#### PROVIDED PASSAGE
= = = =

# Some Help/Advice On This Ulysee Nardin Pw



## Watch-nut (Oct 31, 2009)

So the story goes a little like this......

A little while back i aquired a box of what was mainly Rolex parts/cases as i am in the process of a Sub 5512 project so it was not exactly a cheap box of bits, in that said box of bits was a Ulysse Nardin pocket watch that has been converted in to a wristwatch, the movement is Nardin and the case is correctly stamped.

It is a lovely thing, needs to be regulated as it runs but now and again stops, it comes up at around 48mm in diameter but is not something i would use or wear and i dont know what to do with it, i have no clue what it is worth and could do with some advice.

Cosmetically the condition is really very good.

= = = =

Records excerpted from a collection:
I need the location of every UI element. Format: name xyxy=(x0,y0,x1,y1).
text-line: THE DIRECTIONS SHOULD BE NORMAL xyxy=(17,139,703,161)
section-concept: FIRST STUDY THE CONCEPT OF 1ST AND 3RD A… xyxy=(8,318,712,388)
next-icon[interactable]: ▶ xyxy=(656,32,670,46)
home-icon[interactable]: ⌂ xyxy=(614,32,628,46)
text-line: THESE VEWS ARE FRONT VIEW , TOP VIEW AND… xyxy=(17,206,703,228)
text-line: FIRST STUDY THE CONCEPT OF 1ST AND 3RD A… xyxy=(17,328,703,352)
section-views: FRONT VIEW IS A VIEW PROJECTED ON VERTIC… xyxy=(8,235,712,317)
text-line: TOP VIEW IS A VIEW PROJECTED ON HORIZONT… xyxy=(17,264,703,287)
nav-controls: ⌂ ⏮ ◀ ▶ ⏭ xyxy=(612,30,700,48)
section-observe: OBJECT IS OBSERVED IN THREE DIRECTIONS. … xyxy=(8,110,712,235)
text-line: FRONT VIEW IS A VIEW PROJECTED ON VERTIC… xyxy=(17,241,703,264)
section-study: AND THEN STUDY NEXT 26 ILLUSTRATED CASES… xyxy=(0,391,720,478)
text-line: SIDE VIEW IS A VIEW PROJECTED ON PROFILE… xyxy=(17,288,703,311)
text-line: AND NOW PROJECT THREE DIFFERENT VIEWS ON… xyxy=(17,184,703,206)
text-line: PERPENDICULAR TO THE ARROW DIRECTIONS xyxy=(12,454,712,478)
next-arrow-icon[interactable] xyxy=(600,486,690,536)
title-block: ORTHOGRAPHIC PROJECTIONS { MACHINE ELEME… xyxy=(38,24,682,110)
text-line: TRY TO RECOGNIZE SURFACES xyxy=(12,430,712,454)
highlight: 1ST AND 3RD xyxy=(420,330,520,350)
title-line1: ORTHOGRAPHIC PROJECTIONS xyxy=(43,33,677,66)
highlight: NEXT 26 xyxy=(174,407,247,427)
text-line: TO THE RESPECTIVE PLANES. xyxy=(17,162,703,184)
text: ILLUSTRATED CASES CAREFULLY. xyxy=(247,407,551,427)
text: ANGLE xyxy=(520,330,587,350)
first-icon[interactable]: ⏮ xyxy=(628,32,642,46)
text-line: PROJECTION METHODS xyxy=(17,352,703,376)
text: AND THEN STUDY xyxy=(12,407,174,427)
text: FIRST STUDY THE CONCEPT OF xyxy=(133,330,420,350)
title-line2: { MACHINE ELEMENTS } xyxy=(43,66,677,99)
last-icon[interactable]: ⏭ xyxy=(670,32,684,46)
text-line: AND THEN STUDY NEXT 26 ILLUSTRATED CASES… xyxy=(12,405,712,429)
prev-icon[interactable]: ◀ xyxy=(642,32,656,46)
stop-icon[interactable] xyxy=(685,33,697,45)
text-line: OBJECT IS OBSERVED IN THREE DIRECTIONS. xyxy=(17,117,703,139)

= = = =

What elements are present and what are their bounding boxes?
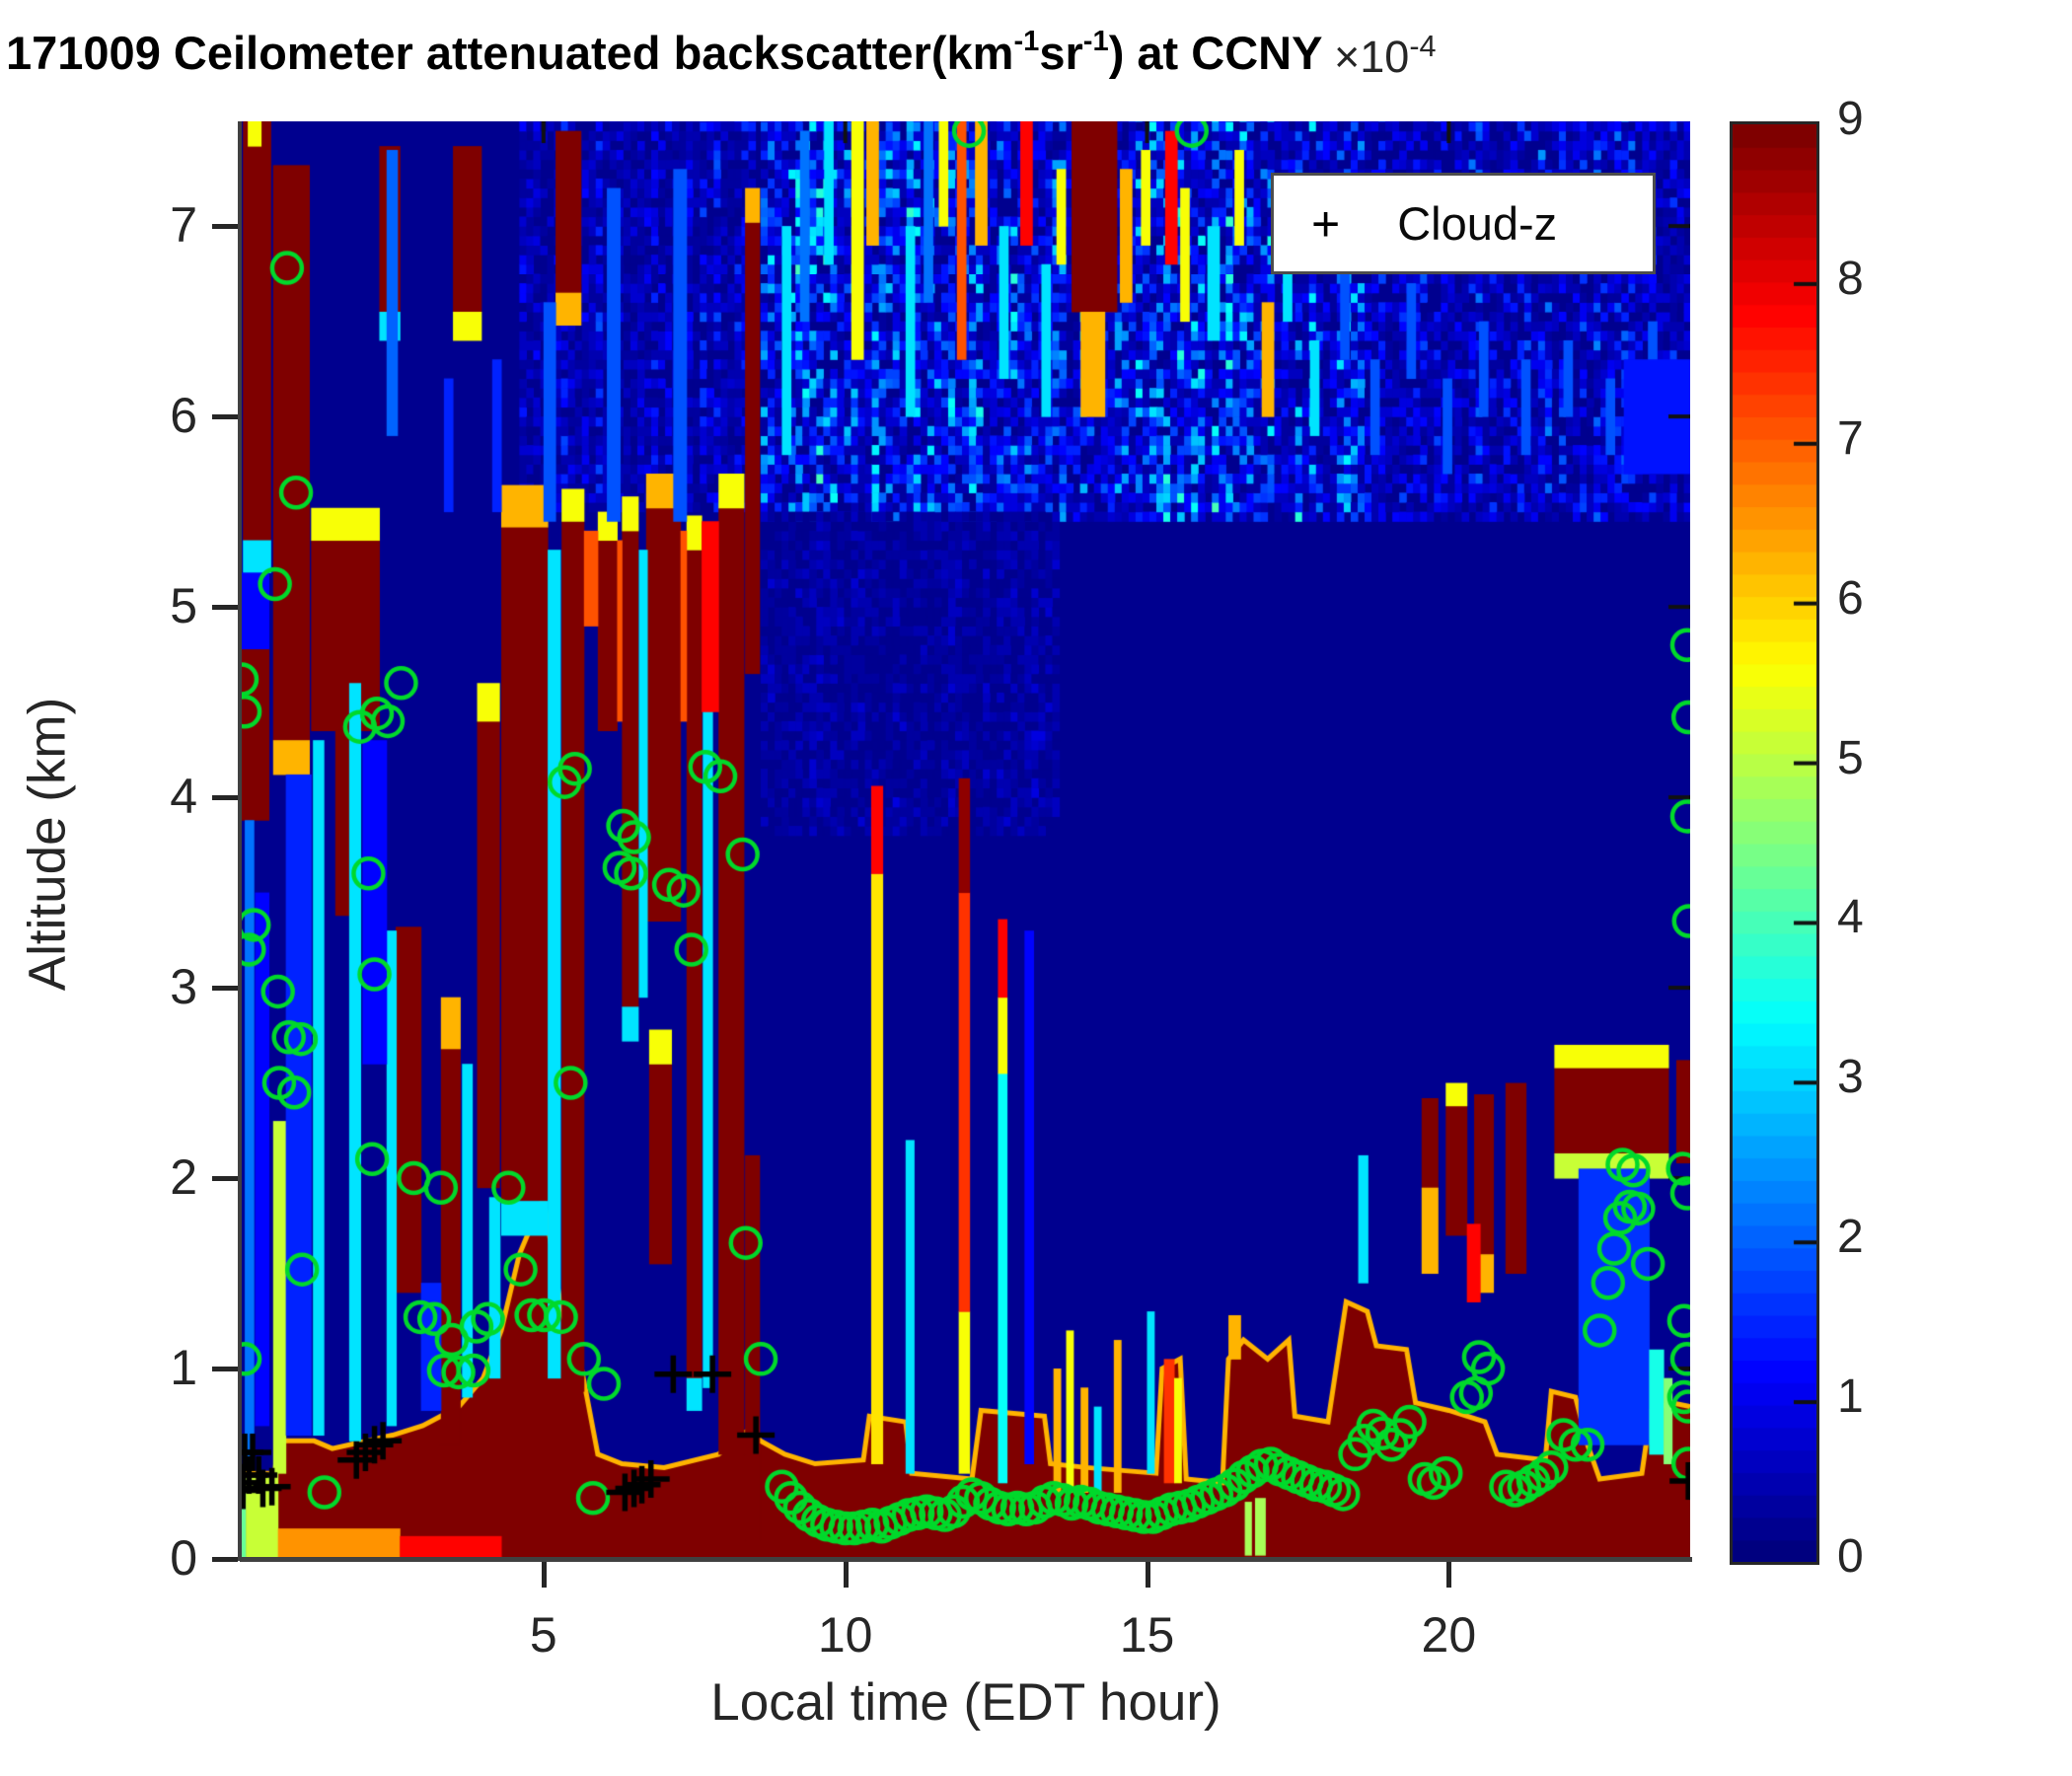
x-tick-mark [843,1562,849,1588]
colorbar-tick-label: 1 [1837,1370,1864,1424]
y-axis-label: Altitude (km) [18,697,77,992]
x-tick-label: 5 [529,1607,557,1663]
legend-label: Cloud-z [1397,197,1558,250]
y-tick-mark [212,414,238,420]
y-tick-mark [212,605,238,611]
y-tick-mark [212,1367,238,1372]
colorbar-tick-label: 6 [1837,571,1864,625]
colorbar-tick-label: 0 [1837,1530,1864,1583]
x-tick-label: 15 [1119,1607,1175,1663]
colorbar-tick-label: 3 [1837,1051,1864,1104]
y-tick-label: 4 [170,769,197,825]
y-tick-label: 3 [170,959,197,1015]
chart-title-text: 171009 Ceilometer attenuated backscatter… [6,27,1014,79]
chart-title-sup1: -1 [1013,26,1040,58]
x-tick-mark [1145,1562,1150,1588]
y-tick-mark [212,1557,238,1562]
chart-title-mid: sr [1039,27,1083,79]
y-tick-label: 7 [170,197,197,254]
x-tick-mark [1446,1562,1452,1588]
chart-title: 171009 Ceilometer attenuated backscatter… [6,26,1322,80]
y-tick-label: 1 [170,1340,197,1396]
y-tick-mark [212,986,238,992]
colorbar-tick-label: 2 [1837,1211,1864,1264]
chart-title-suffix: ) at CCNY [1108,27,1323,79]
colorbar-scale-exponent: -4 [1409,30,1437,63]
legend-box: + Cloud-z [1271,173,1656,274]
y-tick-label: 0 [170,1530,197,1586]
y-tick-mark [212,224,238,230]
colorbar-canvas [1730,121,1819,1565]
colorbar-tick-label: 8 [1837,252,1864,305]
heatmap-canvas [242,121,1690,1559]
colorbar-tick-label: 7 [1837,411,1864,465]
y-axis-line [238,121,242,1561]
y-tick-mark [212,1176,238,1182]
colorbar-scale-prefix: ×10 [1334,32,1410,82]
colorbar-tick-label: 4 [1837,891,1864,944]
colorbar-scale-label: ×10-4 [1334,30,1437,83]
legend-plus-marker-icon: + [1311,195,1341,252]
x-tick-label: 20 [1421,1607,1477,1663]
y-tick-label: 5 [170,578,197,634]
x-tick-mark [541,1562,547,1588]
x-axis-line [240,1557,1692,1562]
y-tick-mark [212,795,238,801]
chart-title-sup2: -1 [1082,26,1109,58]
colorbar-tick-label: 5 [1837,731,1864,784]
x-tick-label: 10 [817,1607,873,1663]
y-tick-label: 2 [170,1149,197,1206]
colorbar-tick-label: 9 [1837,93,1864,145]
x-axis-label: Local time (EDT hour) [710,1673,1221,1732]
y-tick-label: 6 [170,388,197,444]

= = = =

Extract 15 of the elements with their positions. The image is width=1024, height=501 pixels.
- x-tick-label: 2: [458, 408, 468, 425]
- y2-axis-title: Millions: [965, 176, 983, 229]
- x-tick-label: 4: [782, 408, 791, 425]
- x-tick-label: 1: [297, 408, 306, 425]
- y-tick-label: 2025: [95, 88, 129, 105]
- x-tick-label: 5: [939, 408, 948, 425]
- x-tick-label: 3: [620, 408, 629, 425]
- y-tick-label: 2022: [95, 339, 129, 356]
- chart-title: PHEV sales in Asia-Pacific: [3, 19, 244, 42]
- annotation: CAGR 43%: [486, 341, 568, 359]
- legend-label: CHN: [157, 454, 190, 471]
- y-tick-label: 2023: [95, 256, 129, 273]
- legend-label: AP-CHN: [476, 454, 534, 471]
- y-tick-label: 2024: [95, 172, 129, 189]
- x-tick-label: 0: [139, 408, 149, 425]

= = = =

#### WORK TO DO
Resume the forum post about the Ulysse Nardin pocket watch converted into a wristwatch, picking up right after its final sentence.

#### ANSWER BELOW
what do you think? any advice welcome

Dave


----------



## Watch-nut (Oct 31, 2009)

Anyone know anything at all about these?

Regards

Dave


----------



## besspeg (Jul 29, 2010)

Watch-nut said:


> Anyone know anything at all about these?
> 
> Regards
> 
> Dave


HOW BIG IS THE WATCH ?


----------



## Watch-nut (Oct 31, 2009)

besspeg said:


> Watch-nut said:
> 
> 
> > Anyone know anything at all about these?
> ...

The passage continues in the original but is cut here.